TASK DETAILS
Collect each line holding the string "information".

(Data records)
* * * * * * *
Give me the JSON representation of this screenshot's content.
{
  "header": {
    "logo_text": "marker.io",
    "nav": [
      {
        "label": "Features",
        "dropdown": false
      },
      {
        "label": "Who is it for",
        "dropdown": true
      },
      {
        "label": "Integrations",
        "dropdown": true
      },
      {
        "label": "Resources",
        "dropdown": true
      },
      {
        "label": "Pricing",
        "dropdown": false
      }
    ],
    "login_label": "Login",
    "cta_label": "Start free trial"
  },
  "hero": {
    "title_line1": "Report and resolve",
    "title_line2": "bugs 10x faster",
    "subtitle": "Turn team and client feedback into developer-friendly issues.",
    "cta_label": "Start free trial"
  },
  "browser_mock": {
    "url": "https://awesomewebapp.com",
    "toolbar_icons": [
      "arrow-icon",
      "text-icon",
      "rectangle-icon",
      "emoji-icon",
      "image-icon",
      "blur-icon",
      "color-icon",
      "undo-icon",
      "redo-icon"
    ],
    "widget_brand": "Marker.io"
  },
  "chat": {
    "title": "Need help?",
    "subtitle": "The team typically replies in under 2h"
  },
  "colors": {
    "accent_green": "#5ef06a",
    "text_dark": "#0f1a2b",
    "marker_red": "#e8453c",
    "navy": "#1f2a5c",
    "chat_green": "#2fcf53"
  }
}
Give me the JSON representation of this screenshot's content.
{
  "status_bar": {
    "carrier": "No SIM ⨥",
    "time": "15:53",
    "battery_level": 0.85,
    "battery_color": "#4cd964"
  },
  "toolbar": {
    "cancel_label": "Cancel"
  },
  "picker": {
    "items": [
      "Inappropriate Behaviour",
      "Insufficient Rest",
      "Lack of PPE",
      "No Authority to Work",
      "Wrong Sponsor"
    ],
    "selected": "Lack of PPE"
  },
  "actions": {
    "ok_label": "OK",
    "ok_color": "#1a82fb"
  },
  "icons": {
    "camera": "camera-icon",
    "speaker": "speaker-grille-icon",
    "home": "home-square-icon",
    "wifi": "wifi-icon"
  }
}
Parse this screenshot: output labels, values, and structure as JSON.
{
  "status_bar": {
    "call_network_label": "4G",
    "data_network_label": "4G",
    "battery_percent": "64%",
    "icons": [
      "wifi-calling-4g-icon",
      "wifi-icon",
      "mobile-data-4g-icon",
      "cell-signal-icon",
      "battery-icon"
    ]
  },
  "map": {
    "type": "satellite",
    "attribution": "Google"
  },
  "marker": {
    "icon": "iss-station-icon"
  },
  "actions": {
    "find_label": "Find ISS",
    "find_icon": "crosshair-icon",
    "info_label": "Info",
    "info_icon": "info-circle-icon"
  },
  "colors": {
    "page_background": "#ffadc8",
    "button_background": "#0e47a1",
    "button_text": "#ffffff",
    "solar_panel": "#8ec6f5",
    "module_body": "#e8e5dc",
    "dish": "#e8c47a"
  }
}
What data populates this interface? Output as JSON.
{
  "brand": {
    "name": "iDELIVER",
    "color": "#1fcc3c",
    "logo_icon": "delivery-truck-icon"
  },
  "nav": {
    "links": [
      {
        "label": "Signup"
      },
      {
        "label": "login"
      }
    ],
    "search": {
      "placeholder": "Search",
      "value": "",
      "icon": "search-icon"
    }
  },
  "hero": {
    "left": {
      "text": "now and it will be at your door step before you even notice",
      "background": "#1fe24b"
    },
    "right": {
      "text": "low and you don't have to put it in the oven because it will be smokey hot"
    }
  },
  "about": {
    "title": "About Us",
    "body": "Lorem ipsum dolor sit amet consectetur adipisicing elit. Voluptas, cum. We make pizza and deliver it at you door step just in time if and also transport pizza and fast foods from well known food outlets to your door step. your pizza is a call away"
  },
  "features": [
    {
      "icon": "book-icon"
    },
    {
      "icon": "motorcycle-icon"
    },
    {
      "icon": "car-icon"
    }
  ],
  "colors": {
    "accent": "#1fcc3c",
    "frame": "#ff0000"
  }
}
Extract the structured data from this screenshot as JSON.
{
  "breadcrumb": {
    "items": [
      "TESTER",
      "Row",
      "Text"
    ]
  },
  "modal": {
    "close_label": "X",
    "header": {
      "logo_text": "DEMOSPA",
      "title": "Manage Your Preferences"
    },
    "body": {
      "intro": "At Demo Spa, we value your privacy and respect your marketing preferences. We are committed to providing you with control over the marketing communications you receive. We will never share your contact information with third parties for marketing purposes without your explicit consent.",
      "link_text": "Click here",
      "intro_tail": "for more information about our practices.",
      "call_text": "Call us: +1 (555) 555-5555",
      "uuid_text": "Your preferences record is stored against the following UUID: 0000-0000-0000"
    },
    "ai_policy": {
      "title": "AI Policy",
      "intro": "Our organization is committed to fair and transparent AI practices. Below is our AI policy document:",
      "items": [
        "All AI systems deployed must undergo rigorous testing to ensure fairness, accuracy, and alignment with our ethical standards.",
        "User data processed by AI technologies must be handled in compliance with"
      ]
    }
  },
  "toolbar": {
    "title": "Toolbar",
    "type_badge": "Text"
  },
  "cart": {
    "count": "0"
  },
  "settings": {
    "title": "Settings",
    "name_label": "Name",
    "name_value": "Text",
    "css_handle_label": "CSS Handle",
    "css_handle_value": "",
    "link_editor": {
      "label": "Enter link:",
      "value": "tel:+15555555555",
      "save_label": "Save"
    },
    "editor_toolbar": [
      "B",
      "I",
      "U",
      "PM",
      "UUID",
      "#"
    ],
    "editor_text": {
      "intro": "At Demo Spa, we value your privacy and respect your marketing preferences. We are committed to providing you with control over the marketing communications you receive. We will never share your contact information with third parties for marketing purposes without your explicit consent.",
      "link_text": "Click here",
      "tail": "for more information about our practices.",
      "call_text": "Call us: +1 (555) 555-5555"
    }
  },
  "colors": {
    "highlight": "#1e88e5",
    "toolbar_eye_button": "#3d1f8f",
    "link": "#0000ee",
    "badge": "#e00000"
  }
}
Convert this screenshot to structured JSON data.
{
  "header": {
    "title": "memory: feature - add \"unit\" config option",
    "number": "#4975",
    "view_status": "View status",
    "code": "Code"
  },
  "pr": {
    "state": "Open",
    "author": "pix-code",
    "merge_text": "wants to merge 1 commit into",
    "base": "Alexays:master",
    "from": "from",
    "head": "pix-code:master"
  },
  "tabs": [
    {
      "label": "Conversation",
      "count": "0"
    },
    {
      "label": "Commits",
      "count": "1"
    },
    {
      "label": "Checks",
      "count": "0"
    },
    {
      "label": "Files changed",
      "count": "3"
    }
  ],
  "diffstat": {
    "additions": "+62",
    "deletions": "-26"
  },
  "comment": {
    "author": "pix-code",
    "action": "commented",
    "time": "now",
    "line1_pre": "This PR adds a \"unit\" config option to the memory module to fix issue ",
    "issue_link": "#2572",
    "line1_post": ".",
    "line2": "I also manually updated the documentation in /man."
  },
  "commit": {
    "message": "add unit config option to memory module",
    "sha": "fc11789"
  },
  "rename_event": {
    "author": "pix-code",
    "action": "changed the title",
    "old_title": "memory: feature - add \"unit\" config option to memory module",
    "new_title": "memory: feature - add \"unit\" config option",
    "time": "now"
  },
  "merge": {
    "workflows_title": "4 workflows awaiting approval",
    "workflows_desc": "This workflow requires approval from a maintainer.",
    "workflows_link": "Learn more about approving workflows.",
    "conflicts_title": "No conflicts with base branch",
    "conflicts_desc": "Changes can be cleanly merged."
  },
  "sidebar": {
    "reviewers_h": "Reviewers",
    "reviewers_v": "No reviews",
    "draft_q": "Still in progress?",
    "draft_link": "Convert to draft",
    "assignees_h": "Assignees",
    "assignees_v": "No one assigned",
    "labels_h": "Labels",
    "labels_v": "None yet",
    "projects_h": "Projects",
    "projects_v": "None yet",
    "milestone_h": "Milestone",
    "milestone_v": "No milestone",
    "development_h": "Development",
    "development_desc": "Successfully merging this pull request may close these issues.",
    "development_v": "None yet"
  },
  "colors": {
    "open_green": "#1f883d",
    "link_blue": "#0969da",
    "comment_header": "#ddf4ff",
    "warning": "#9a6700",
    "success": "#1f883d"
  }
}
* * * * * * *
EXPECTED OUTPUT
      "intro": "At Demo Spa, we value your privacy and respect your marketing preferences. We are committed to providing you with control over the marketing communications you receive. We will never share your contact information with third parties for marketing purposes without your explicit consent.",
      "intro_tail": "for more information about our practices.",
      "intro": "At Demo Spa, we value your privacy and respect your marketing preferences. We are committed to providing you with control over the marketing communications you receive. We will never share your contact information with third parties for marketing purposes without your explicit consent.",
      "tail": "for more information about our practices.",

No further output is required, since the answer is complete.